-- Required work --
Your task is to transcribe the data in full.

▼▼▼

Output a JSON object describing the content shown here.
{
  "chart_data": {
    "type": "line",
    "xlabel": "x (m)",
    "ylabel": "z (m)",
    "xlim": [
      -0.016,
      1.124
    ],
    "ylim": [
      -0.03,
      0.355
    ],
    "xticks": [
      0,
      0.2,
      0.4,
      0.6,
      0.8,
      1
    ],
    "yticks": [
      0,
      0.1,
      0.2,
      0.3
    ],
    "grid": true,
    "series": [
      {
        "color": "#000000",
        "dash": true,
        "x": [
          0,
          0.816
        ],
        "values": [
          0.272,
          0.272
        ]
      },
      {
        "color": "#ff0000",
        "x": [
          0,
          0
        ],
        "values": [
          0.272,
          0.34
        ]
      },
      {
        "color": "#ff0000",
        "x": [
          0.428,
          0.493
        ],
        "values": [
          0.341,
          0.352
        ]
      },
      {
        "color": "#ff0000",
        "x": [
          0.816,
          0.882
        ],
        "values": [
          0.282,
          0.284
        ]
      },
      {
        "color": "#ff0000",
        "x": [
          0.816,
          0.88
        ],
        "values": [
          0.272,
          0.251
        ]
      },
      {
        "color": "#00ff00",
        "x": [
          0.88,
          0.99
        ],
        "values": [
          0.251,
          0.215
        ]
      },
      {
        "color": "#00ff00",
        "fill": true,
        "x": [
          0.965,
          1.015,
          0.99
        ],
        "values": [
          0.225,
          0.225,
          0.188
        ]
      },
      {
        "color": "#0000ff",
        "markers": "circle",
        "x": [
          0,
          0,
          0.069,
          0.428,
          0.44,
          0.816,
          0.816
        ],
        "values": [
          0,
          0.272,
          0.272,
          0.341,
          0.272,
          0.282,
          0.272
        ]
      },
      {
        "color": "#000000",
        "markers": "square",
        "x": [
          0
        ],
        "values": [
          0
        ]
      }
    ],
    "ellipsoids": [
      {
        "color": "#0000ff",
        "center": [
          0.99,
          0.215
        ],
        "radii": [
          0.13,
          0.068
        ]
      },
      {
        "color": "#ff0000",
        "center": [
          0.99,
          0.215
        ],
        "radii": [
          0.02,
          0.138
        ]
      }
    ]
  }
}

▲▲▲

-- Solution to this task --
Output a JSON object describing the content shown here.
{
  "chart_data": {
    "type": "line",
    "xlabel": "x (m)",
    "ylabel": "z (m)",
    "xlim": [
      -0.016,
      1.124
    ],
    "ylim": [
      -0.03,
      0.355
    ],
    "xticks": [
      0,
      0.2,
      0.4,
      0.6,
      0.8,
      1
    ],
    "yticks": [
      0,
      0.1,
      0.2,
      0.3
    ],
    "grid": true,
    "series": [
      {
        "color": "#000000",
        "dash": true,
        "x": [
          0,
          0.816
        ],
        "values": [
          0.272,
          0.272
        ]
      },
      {
        "color": "#ff0000",
        "x": [
          0,
          0
        ],
        "values": [
          0.272,
          0.34
        ]
      },
      {
        "color": "#ff0000",
        "x": [
          0.428,
          0.493
        ],
        "values": [
          0.341,
          0.352
        ]
      },
      {
        "color": "#ff0000",
        "x": [
          0.816,
          0.882
        ],
        "values": [
          0.282,
          0.284
        ]
      },
      {
        "color": "#ff0000",
        "x": [
          0.816,
          0.88
        ],
        "values": [
          0.272,
          0.251
        ]
      },
      {
        "color": "#00ff00",
        "x": [
          0.88,
          0.99
        ],
        "values": [
          0.251,
          0.215
        ]
      },
      {
        "color": "#00ff00",
        "fill": true,
        "x": [
          0.965,
          1.015,
          0.99
        ],
        "values": [
          0.225,
          0.225,
          0.188
        ]
      },
      {
        "color": "#0000ff",
        "markers": "circle",
        "x": [
          0,
          0,
          0.069,
          0.428,
          0.44,
          0.816,
          0.816
        ],
        "values": [
          0,
          0.272,
          0.272,
          0.341,
          0.272,
          0.282,
          0.272
        ]
      },
      {
        "color": "#000000",
        "markers": "square",
        "x": [
          0
        ],
        "values": [
          0
        ]
      }
    ],
    "ellipsoids": [
      {
        "color": "#0000ff",
        "center": [
          0.99,
          0.215
        ],
        "radii": [
          0.13,
          0.068
        ]
      },
      {
        "color": "#ff0000",
        "center": [
          0.99,
          0.215
        ],
        "radii": [
          0.02,
          0.138
        ]
      }
    ]
  }
}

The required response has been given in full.